* start Records supplied *

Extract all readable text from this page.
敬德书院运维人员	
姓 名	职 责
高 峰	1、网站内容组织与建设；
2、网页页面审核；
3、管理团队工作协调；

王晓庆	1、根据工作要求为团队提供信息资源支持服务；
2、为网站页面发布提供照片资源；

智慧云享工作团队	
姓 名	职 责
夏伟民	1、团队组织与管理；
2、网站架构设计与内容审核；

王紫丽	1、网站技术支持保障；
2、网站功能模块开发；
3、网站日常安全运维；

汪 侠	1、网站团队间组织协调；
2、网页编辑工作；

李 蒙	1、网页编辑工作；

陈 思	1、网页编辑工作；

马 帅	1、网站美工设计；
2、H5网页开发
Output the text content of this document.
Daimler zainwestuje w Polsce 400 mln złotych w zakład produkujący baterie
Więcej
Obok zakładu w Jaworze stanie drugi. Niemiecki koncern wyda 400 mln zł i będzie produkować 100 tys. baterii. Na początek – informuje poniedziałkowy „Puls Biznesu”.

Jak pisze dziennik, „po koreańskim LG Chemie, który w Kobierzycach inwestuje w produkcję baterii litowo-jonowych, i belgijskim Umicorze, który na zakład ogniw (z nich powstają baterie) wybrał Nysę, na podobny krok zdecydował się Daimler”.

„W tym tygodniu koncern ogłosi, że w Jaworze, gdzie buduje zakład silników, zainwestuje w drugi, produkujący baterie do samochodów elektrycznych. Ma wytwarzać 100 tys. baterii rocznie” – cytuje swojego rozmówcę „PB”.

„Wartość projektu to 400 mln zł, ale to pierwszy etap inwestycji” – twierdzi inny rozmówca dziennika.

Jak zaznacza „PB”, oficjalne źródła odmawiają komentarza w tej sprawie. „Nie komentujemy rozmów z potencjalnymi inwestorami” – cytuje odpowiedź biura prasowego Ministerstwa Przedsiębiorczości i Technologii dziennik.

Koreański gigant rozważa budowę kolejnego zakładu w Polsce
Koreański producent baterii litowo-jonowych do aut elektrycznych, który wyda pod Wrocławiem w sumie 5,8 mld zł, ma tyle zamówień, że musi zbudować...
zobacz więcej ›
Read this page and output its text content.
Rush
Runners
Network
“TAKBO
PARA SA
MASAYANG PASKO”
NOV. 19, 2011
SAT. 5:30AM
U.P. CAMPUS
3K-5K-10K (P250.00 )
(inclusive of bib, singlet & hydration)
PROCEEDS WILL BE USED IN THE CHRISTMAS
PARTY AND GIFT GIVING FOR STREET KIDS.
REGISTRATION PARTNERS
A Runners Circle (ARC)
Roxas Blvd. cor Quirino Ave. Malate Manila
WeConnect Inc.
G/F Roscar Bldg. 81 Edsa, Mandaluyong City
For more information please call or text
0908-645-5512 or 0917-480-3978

* end Records supplied *

● What you are asked to do
Print every entry exactly as it appears.

● The solution
Extract all readable text from this page.
敬德书院运维人员	
姓 名	职 责
高 峰	1、网站内容组织与建设；
2、网页页面审核；
3、管理团队工作协调；

王晓庆	1、根据工作要求为团队提供信息资源支持服务；
2、为网站页面发布提供照片资源；

智慧云享工作团队	
姓 名	职 责
夏伟民	1、团队组织与管理；
2、网站架构设计与内容审核；

王紫丽	1、网站技术支持保障；
2、网站功能模块开发；
3、网站日常安全运维；

汪 侠	1、网站团队间组织协调；
2、网页编辑工作；

李 蒙	1、网页编辑工作；

陈 思	1、网页编辑工作；

马 帅	1、网站美工设计；
2、H5网页开发
Output the text content of this document.
Daimler zainwestuje w Polsce 400 mln złotych w zakład produkujący baterie
Więcej
Obok zakładu w Jaworze stanie drugi. Niemiecki koncern wyda 400 mln zł i będzie produkować 100 tys. baterii. Na początek – informuje poniedziałkowy „Puls Biznesu”.

Jak pisze dziennik, „po koreańskim LG Chemie, który w Kobierzycach inwestuje w produkcję baterii litowo-jonowych, i belgijskim Umicorze, który na zakład ogniw (z nich powstają baterie) wybrał Nysę, na podobny krok zdecydował się Daimler”.

„W tym tygodniu koncern ogłosi, że w Jaworze, gdzie buduje zakład silników, zainwestuje w drugi, produkujący baterie do samochodów elektrycznych. Ma wytwarzać 100 tys. baterii rocznie” – cytuje swojego rozmówcę „PB”.

„Wartość projektu to 400 mln zł, ale to pierwszy etap inwestycji” – twierdzi inny rozmówca dziennika.

Jak zaznacza „PB”, oficjalne źródła odmawiają komentarza w tej sprawie. „Nie komentujemy rozmów z potencjalnymi inwestorami” – cytuje odpowiedź biura prasowego Ministerstwa Przedsiębiorczości i Technologii dziennik.

Koreański gigant rozważa budowę kolejnego zakładu w Polsce
Koreański producent baterii litowo-jonowych do aut elektrycznych, który wyda pod Wrocławiem w sumie 5,8 mld zł, ma tyle zamówień, że musi zbudować...
zobacz więcej ›
Read this page and output its text content.
Rush
Runners
Network
“TAKBO
PARA SA
MASAYANG PASKO”
NOV. 19, 2011
SAT. 5:30AM
U.P. CAMPUS
3K-5K-10K (P250.00 )
(inclusive of bib, singlet & hydration)
PROCEEDS WILL BE USED IN THE CHRISTMAS
PARTY AND GIFT GIVING FOR STREET KIDS.
REGISTRATION PARTNERS
A Runners Circle (ARC)
Roxas Blvd. cor Quirino Ave. Malate Manila
WeConnect Inc.
G/F Roscar Bldg. 81 Edsa, Mandaluyong City
For more information please call or text
0908-645-5512 or 0917-480-3978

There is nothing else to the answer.